WHAT YOU HAVE TO DO> Everything in the listing should be restated word for word.

>> begin TASK DATA

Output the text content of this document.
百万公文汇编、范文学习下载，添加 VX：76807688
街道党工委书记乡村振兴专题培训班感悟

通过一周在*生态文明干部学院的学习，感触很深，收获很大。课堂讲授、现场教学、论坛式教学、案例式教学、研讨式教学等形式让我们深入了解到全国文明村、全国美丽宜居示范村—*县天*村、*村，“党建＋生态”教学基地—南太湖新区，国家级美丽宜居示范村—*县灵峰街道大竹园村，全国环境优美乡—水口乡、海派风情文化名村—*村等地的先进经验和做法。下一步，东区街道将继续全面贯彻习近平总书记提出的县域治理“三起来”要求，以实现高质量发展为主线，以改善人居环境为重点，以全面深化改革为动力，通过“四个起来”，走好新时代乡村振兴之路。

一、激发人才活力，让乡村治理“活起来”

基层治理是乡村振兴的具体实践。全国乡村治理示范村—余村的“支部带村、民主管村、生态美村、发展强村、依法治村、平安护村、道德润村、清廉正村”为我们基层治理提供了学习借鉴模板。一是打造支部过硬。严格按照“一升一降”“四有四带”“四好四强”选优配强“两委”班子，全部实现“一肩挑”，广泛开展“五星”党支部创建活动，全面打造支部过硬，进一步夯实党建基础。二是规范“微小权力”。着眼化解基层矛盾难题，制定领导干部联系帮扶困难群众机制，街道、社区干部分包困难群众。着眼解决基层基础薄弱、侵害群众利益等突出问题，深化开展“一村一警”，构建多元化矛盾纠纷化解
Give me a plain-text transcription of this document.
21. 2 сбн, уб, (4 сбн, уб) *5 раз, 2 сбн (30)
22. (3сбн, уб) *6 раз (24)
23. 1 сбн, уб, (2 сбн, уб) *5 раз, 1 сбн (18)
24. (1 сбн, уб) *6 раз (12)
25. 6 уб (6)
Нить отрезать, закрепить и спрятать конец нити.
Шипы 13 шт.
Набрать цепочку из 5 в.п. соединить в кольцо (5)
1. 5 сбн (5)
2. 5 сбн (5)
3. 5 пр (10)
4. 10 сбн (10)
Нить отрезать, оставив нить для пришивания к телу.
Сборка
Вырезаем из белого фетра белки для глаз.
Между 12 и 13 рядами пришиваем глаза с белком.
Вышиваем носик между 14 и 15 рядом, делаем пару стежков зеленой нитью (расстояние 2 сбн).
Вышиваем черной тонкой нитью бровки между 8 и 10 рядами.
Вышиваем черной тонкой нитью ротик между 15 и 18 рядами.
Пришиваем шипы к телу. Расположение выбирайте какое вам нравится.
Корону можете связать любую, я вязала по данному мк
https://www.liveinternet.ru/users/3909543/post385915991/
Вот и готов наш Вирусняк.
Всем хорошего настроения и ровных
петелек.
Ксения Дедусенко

>> end TASK DATA

ANSWER FOR THIS EXERCISE>
Output the text content of this document.
百万公文汇编、范文学习下载，添加 VX：76807688
街道党工委书记乡村振兴专题培训班感悟

通过一周在*生态文明干部学院的学习，感触很深，收获很大。课堂讲授、现场教学、论坛式教学、案例式教学、研讨式教学等形式让我们深入了解到全国文明村、全国美丽宜居示范村—*县天*村、*村，“党建＋生态”教学基地—南太湖新区，国家级美丽宜居示范村—*县灵峰街道大竹园村，全国环境优美乡—水口乡、海派风情文化名村—*村等地的先进经验和做法。下一步，东区街道将继续全面贯彻习近平总书记提出的县域治理“三起来”要求，以实现高质量发展为主线，以改善人居环境为重点，以全面深化改革为动力，通过“四个起来”，走好新时代乡村振兴之路。

一、激发人才活力，让乡村治理“活起来”

基层治理是乡村振兴的具体实践。全国乡村治理示范村—余村的“支部带村、民主管村、生态美村、发展强村、依法治村、平安护村、道德润村、清廉正村”为我们基层治理提供了学习借鉴模板。一是打造支部过硬。严格按照“一升一降”“四有四带”“四好四强”选优配强“两委”班子，全部实现“一肩挑”，广泛开展“五星”党支部创建活动，全面打造支部过硬，进一步夯实党建基础。二是规范“微小权力”。着眼化解基层矛盾难题，制定领导干部联系帮扶困难群众机制，街道、社区干部分包困难群众。着眼解决基层基础薄弱、侵害群众利益等突出问题，深化开展“一村一警”，构建多元化矛盾纠纷化解
Give me a plain-text transcription of this document.
21. 2 сбн, уб, (4 сбн, уб) *5 раз, 2 сбн (30)
22. (3сбн, уб) *6 раз (24)
23. 1 сбн, уб, (2 сбн, уб) *5 раз, 1 сбн (18)
24. (1 сбн, уб) *6 раз (12)
25. 6 уб (6)
Нить отрезать, закрепить и спрятать конец нити.
Шипы 13 шт.
Набрать цепочку из 5 в.п. соединить в кольцо (5)
1. 5 сбн (5)
2. 5 сбн (5)
3. 5 пр (10)
4. 10 сбн (10)
Нить отрезать, оставив нить для пришивания к телу.
Сборка
Вырезаем из белого фетра белки для глаз.
Между 12 и 13 рядами пришиваем глаза с белком.
Вышиваем носик между 14 и 15 рядом, делаем пару стежков зеленой нитью (расстояние 2 сбн).
Вышиваем черной тонкой нитью бровки между 8 и 10 рядами.
Вышиваем черной тонкой нитью ротик между 15 и 18 рядами.
Пришиваем шипы к телу. Расположение выбирайте какое вам нравится.
Корону можете связать любую, я вязала по данному мк
https://www.liveinternet.ru/users/3909543/post385915991/
Вот и готов наш Вирусняк.
Всем хорошего настроения и ровных
петелек.
Ксения Дедусенко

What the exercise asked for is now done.